**SUPPLIED TEXT:**
Copyright registration exists but is not mandatory in Canada. The procedure to obtain copyright registration is straightforward, quick and inexpensive. An application form must be completed with payment of the appropriate government fee. The form requires:

  • the title of the work;
  • the category of the work;
  • the publication date (if published);
  • the name and address of the owner;
  • the name and address of the author; and
  • a declaration that the applicant is the author or owner of the work.

The form may be filed electronically, by mail or by fax. The form is subject to very minimal examination, primarily for formalities. The registration certificate will be issued in hard copy within a few weeks of filing the application.

If voluntary, what are the benefits of registration/deposit?

There are many benefits to obtaining a copyright registration.

Registration facilitates the establishment of title in a copyright and decreases the burden of proof of the plaintiff, as it creates a presumption:

  • as to the validity of copyright;
  • that the person registered is the owner of the copyright; and
  • of the veracity of the information found on the registration certificate.

Registration prevents an infringer from raising an innocent infringement defence. It also entitles a plaintiff to recover statutory damages when it is difficult to establish actual damages.

Ownership

Eligibility

Who may own copyright in a work?

It is important to distinguish between authorship and ownership. The general rule is that the author of a work is the first owner of copyright. However, there are some exceptions – for example, works produced by government employees as part of their duties are subject to Crown copyright. Works created during the course of an employee’s employment duties under a contract of service belong to the employer.

Joint and collective ownership

What rules and restrictions govern the joint or collective ownership of a copyright work?

While the Copyright Act recognises a work of joint authorship, it does not address whether the rights belong to and can be exploited jointly by its authors or if each author may exercise the right separately from the other. For these reasons, having an agreement is recommended to avoid surprises.

In the case of a work of joint authorship, following the death of the last surviving author, copyright extends for the remainder of the calendar year plus 50 years following the end of that calendar year.

Employee and commissioned work

What rules and restrictions govern the ownership of copyright in a work created in the course of employment (including works by employees and commissioned works by independent contractors)?

The Copyright Act provides that works created during the course of an employee’s employment duties under a contract of service belong to the employer. Where the work is an article or other contribution to a newspaper, magazine or similar periodical, the author has a right to restrain the publication of the work otherwise than as part of a newspaper, magazine or similar periodical.

Case law has shown that works created by an employee outside the scope of their regular duties may be owned by the employee unless an agreement provides otherwise.

Works created or commissioned by an independent contractor belong to the independent contractor unless an agreement provides otherwise.

The best course of action to avoid conflict is to have a contract that explicitly states who owns the work.

Exercise of rights

Owners’ rights

What rights are afforded to copyright owners (including rights to use and limit the use of the copyrighted work)?

**MATERIAL SHOWN:**
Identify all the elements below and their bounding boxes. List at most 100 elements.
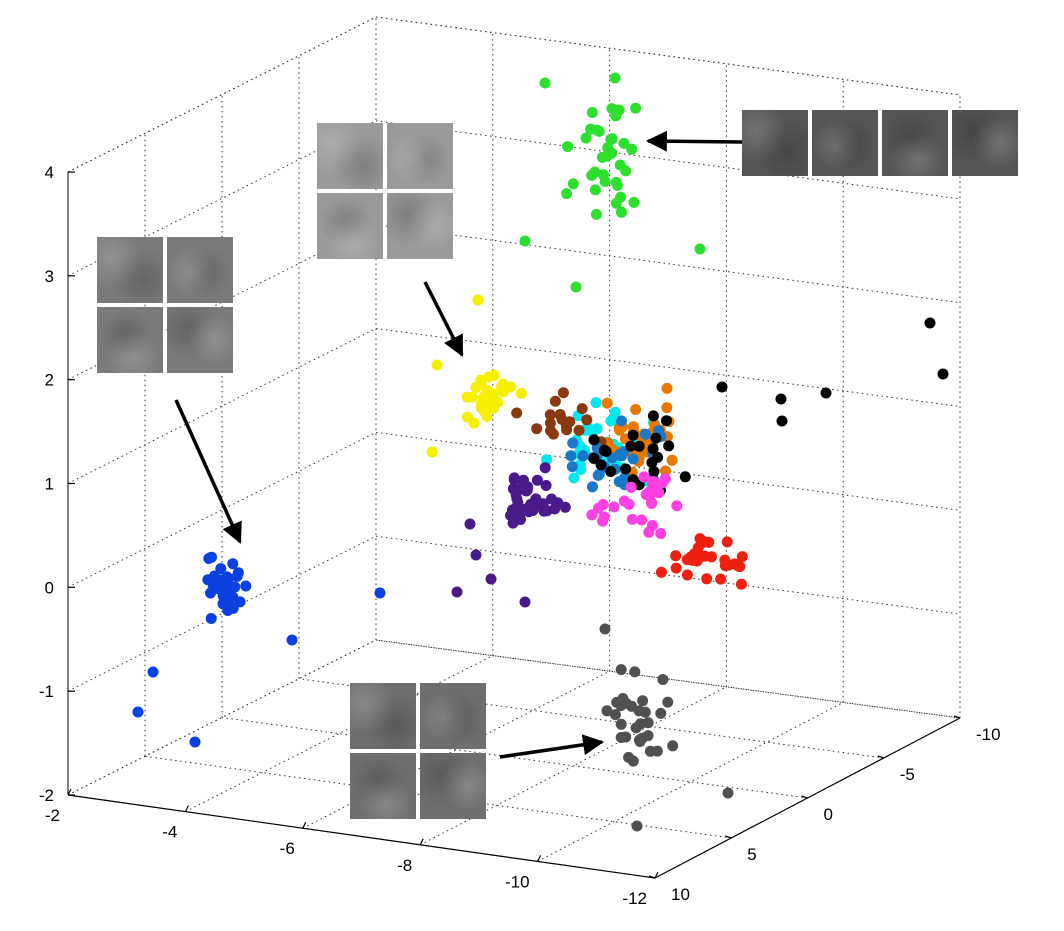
image-patch <box>350 753 416 819</box>
z-tick-label: 2 <box>45 371 54 390</box>
data-point <box>535 500 546 512</box>
data-point <box>639 428 651 440</box>
data-point <box>511 407 523 419</box>
data-point <box>189 736 201 748</box>
data-point <box>539 462 551 474</box>
data-point <box>234 596 246 608</box>
data-point <box>588 452 600 464</box>
data-points <box>132 72 949 832</box>
data-point <box>625 440 637 452</box>
data-point <box>608 501 620 513</box>
annotation-arrow <box>499 734 605 759</box>
data-point <box>636 514 648 526</box>
x-tick-mark <box>67 788 72 796</box>
data-point <box>475 402 487 414</box>
data-point <box>589 184 601 196</box>
y-tick-label: -5 <box>900 765 915 784</box>
data-point <box>240 580 252 592</box>
data-point <box>627 755 639 767</box>
data-point <box>609 709 621 721</box>
data-point <box>601 705 613 717</box>
data-point <box>716 381 728 393</box>
data-point <box>565 450 577 462</box>
data-point <box>523 506 535 518</box>
data-point <box>426 446 438 458</box>
image-patch <box>317 193 383 259</box>
data-point <box>481 411 493 422</box>
data-point <box>567 437 579 449</box>
grid-line <box>375 120 961 200</box>
data-point <box>666 454 678 466</box>
data-point <box>540 480 552 491</box>
data-point <box>701 573 713 585</box>
data-point <box>611 179 623 191</box>
data-point <box>640 489 652 501</box>
data-point <box>602 142 614 154</box>
z-tick-label: 1 <box>45 475 54 494</box>
data-point <box>519 235 531 247</box>
data-point <box>663 440 675 452</box>
data-point <box>776 415 788 427</box>
data-point <box>620 463 632 475</box>
x-tick-label: -6 <box>280 839 295 858</box>
data-point <box>655 528 667 539</box>
image-patch <box>387 123 453 189</box>
x-tick-mark <box>537 855 542 862</box>
data-point <box>549 503 561 515</box>
grid-line <box>375 431 961 511</box>
data-point <box>605 466 617 477</box>
image-patch <box>97 307 163 373</box>
x-tick-mark <box>419 838 424 846</box>
x-axis-line <box>67 794 656 879</box>
data-point <box>626 700 638 712</box>
data-point <box>599 623 611 635</box>
grid-line <box>375 16 961 96</box>
data-point <box>505 509 516 521</box>
annotation-arrow <box>174 399 242 544</box>
x-tick-label: -2 <box>45 806 60 825</box>
data-point <box>667 740 679 752</box>
data-point <box>566 461 578 473</box>
data-point <box>651 480 663 492</box>
y-tick-mark <box>801 795 808 799</box>
image-patch <box>387 193 453 259</box>
data-point <box>592 469 604 481</box>
data-point <box>488 402 500 414</box>
data-point <box>590 208 602 220</box>
data-point <box>736 551 748 563</box>
annotation-arrows <box>174 130 743 759</box>
image-patch <box>97 237 163 303</box>
data-point <box>561 188 573 200</box>
data-point <box>670 562 682 574</box>
data-point <box>609 406 621 418</box>
data-point <box>631 820 643 832</box>
data-point <box>586 107 598 118</box>
data-point <box>671 500 683 512</box>
data-point <box>451 586 463 598</box>
data-point <box>615 206 627 218</box>
data-point <box>147 666 159 678</box>
data-point <box>531 423 543 435</box>
data-point <box>515 387 527 399</box>
x-tick-label: -12 <box>622 889 647 908</box>
y-tick-mark <box>648 875 656 879</box>
data-point <box>580 132 592 144</box>
x-tick-mark <box>302 821 307 829</box>
data-point <box>221 588 233 600</box>
data-point <box>699 536 711 548</box>
data-point <box>679 471 691 483</box>
data-point <box>630 404 642 415</box>
z-tick-label: -1 <box>39 682 54 701</box>
data-point <box>132 706 144 718</box>
data-point <box>519 596 531 608</box>
data-point <box>625 481 637 493</box>
x-tick-mark <box>654 871 659 879</box>
data-point <box>643 526 655 538</box>
data-point <box>735 578 747 590</box>
data-point <box>657 674 669 685</box>
data-point <box>286 634 298 646</box>
data-point <box>627 453 639 465</box>
grid-line <box>375 639 961 719</box>
data-point <box>431 359 443 371</box>
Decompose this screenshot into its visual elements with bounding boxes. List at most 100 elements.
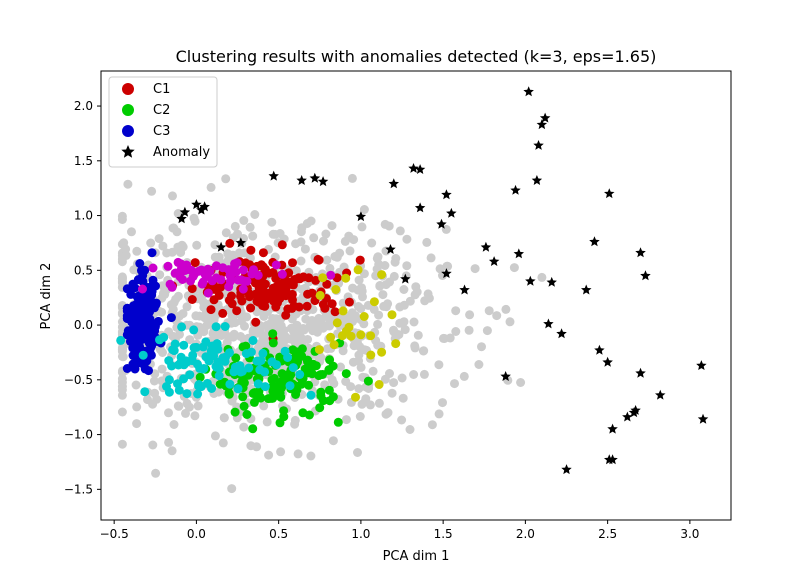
point-background [250, 210, 260, 219]
point-C2 [238, 392, 248, 402]
anomaly-point [594, 344, 605, 355]
x-tick-label: 1.5 [434, 527, 453, 541]
x-axis-label: PCA dim 1 [383, 549, 450, 564]
x-tick-label: 2.5 [598, 527, 617, 541]
point-C3 [145, 306, 155, 315]
point-magenta [211, 261, 221, 271]
point-background [451, 327, 461, 336]
point-background [373, 252, 383, 262]
point-C1 [314, 255, 324, 265]
point-background [357, 222, 367, 232]
anomaly-point [480, 241, 492, 252]
point-C1 [288, 295, 297, 305]
point-background [306, 451, 316, 461]
point-cyan [255, 365, 265, 375]
point-background [195, 293, 205, 302]
point-background [168, 223, 178, 233]
point-background [293, 449, 303, 459]
point-background [229, 331, 239, 340]
point-cyan [179, 374, 189, 384]
point-C2 [268, 338, 278, 348]
anomaly-point [408, 163, 419, 173]
point-background [434, 409, 444, 419]
point-cyan [182, 389, 192, 399]
anomaly-point [179, 206, 191, 217]
point-cyan [248, 336, 258, 345]
point-background [245, 222, 255, 232]
point-background [155, 270, 165, 280]
point-background [477, 342, 486, 352]
point-C2 [253, 392, 263, 402]
point-C2 [284, 370, 294, 380]
point-C2 [266, 393, 276, 403]
point-yellow [366, 350, 376, 360]
point-background [147, 186, 157, 196]
anomaly-point [604, 188, 615, 199]
point-background [117, 347, 127, 356]
point-cyan [285, 381, 295, 391]
point-background [387, 388, 397, 398]
point-magenta [242, 276, 252, 286]
point-background [368, 366, 378, 376]
point-cyan [241, 349, 251, 359]
point-C1 [277, 240, 287, 250]
point-C2 [292, 385, 302, 395]
point-C1 [254, 295, 264, 305]
point-background [236, 332, 246, 341]
point-background [354, 356, 364, 366]
point-C1 [190, 258, 200, 268]
point-cyan [176, 352, 186, 362]
point-background [413, 330, 423, 340]
point-background [322, 255, 332, 265]
point-C2 [275, 352, 285, 362]
point-background [300, 244, 310, 254]
point-C2 [363, 376, 373, 386]
point-background [516, 378, 526, 387]
point-background [127, 227, 136, 237]
point-C1 [214, 290, 224, 300]
anomaly-point [536, 119, 548, 130]
point-C2 [268, 329, 278, 339]
point-C3 [122, 314, 132, 324]
point-background [419, 369, 429, 379]
point-C1 [311, 275, 321, 285]
anomaly-point [556, 328, 567, 339]
point-background [272, 318, 282, 328]
point-background [359, 205, 369, 214]
anomaly-markers [176, 86, 709, 475]
anomaly-point [441, 268, 452, 278]
point-background [397, 373, 407, 383]
point-yellow [341, 273, 351, 283]
point-background [395, 302, 405, 312]
point-background [239, 216, 249, 225]
point-background [492, 311, 502, 321]
legend-label-anomaly: Anomaly [153, 145, 210, 160]
point-background [427, 420, 437, 430]
point-C1 [327, 299, 337, 309]
point-background [131, 380, 141, 390]
point-background [154, 234, 164, 244]
anomaly-point [500, 371, 511, 381]
point-background [192, 240, 202, 250]
point-C2 [231, 353, 241, 363]
point-background [219, 413, 229, 423]
point-background [146, 238, 156, 248]
point-background [353, 448, 362, 457]
point-background [276, 447, 286, 457]
anomaly-point [176, 213, 187, 224]
point-cyan [189, 343, 199, 353]
point-background [459, 371, 469, 381]
anomaly-point [525, 275, 536, 286]
anomaly-point [607, 454, 618, 465]
point-magenta [271, 260, 281, 270]
point-background [199, 302, 209, 312]
point-C1 [258, 262, 268, 272]
point-C1 [232, 306, 242, 316]
point-background [119, 238, 129, 248]
point-cyan [237, 366, 247, 376]
point-C2 [314, 371, 324, 381]
point-background [465, 310, 475, 320]
point-background [168, 191, 177, 201]
point-cyan [212, 339, 222, 349]
anomaly-point [533, 140, 544, 150]
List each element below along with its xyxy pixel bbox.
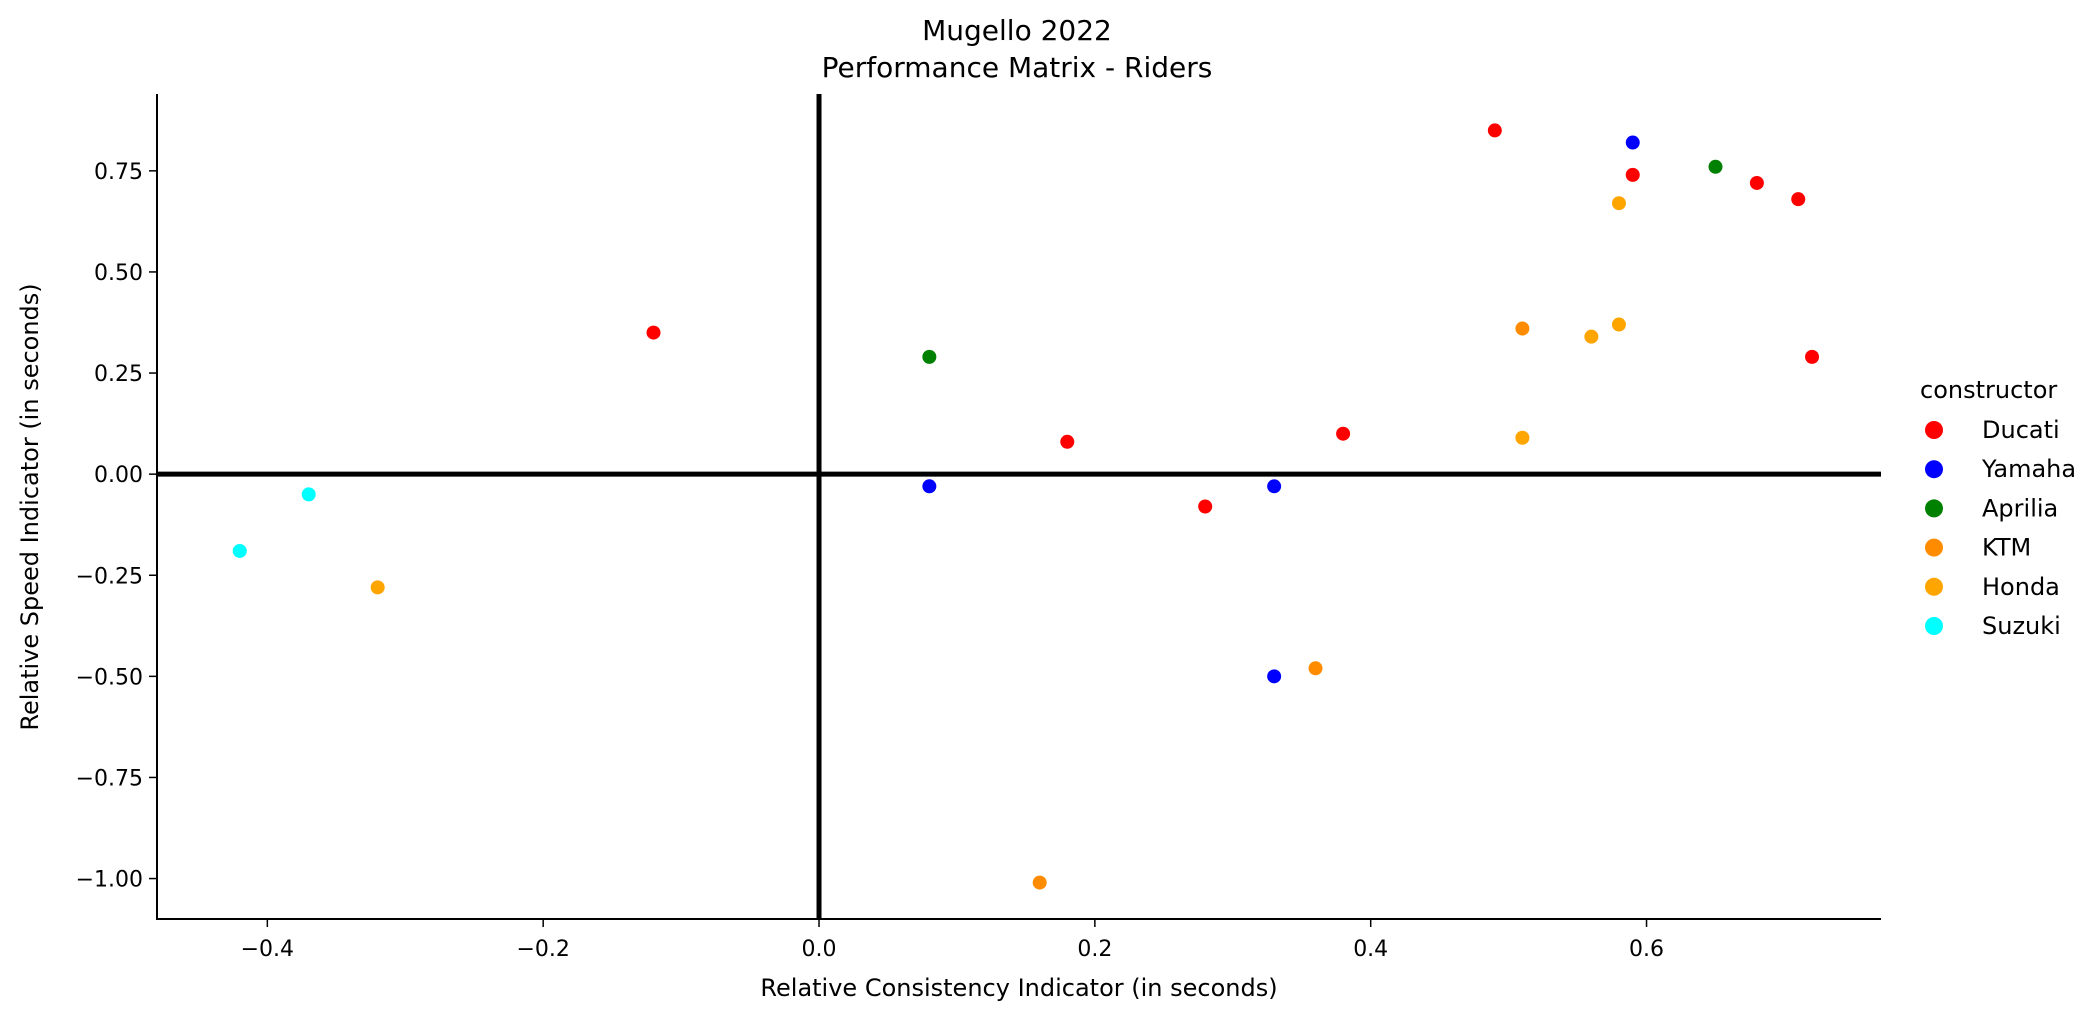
data-point-honda [1515, 430, 1530, 445]
data-point-ducati [646, 325, 661, 340]
legend-label-ducati: Ducati [1982, 416, 2060, 444]
y-tick-label: −0.25 [76, 564, 143, 589]
legend-marker-honda [1925, 577, 1943, 596]
chart-subtitle: Performance Matrix - Riders [822, 51, 1213, 84]
data-point-ducati [1749, 175, 1764, 190]
legend-title: constructor [1920, 376, 2057, 404]
data-point-ducati [1336, 426, 1351, 441]
legend-label-ktm: KTM [1982, 534, 2031, 562]
data-point-aprilia [922, 349, 937, 364]
legend-label-yamaha: Yamaha [1981, 455, 2076, 483]
chart-title: Mugello 2022 [922, 14, 1112, 47]
x-tick-label: 0.6 [1629, 937, 1664, 962]
y-tick-label: −1.00 [76, 868, 143, 893]
x-axis-ticks: −0.4 −0.2 0.0 0.2 0.4 0.6 [241, 919, 1664, 962]
x-tick-label: 0.2 [1077, 937, 1112, 962]
data-point-honda [1584, 329, 1599, 344]
legend-marker-yamaha [1925, 460, 1943, 479]
legend-marker-ducati [1925, 421, 1943, 439]
data-point-ducati [1487, 123, 1502, 138]
data-point-honda [1611, 317, 1626, 332]
y-axis-ticks: 0.75 0.50 0.25 0.00 −0.25 −0.50 −0.75 −1.00 [76, 160, 157, 893]
y-tick-label: −0.50 [76, 665, 143, 690]
data-point-yamaha [922, 479, 937, 494]
data-point-ktm [1308, 661, 1323, 676]
data-point-ktm [1032, 875, 1047, 890]
y-tick-label: 0.75 [94, 160, 143, 185]
y-tick-label: −0.75 [76, 766, 143, 791]
x-tick-label: −0.2 [516, 937, 569, 962]
legend-label-suzuki: Suzuki [1982, 612, 2061, 640]
y-tick-label: 0.50 [94, 261, 143, 286]
legend-label-honda: Honda [1982, 573, 2060, 601]
data-point-honda [1611, 196, 1626, 211]
data-point-yamaha [1267, 479, 1282, 494]
legend-marker-ktm [1925, 538, 1943, 557]
x-tick-label: 0.0 [802, 937, 837, 962]
data-point-suzuki [301, 487, 316, 502]
data-point-yamaha [1625, 135, 1640, 150]
data-point-ktm [1515, 321, 1530, 336]
data-points [232, 123, 1820, 890]
x-axis-label: Relative Consistency Indicator (in secon… [760, 974, 1277, 1002]
y-tick-label: 0.25 [94, 362, 143, 387]
legend-items: Ducati Yamaha Aprilia KTM Honda Suzuki [1925, 416, 2076, 640]
x-tick-label: 0.4 [1353, 937, 1388, 962]
data-point-ducati [1805, 349, 1820, 364]
legend-marker-aprilia [1925, 499, 1943, 518]
legend-marker-suzuki [1925, 617, 1943, 635]
data-point-ducati [1791, 192, 1806, 207]
data-point-ducati [1198, 499, 1213, 514]
legend-label-aprilia: Aprilia [1982, 494, 2058, 522]
data-point-yamaha [1267, 669, 1282, 684]
data-point-aprilia [1708, 159, 1723, 174]
x-tick-label: −0.4 [241, 937, 294, 962]
legend: constructor Ducati Yamaha Aprilia KTM Honda S… [1920, 376, 2076, 640]
data-point-ducati [1625, 167, 1640, 182]
data-point-ducati [1060, 434, 1075, 449]
y-axis-label: Relative Speed Indicator (in seconds) [16, 283, 44, 730]
data-point-honda [370, 580, 385, 595]
y-tick-label: 0.00 [94, 463, 143, 488]
reference-lines [157, 94, 1881, 919]
data-point-suzuki [232, 543, 247, 558]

**AIM OF THE EXERCISE:** Why does the copyright text recommend an agreement for a work of joint authorship? Answer in one to three sentences.

**OUTPUT FOR THIS EXERCISE:** The Copyright Act recognizes a work of joint authorship but doesn't say whether its authors hold and exploit the rights jointly or whether each may exercise them separately. An agreement is recommended to avoid surprises from that gap.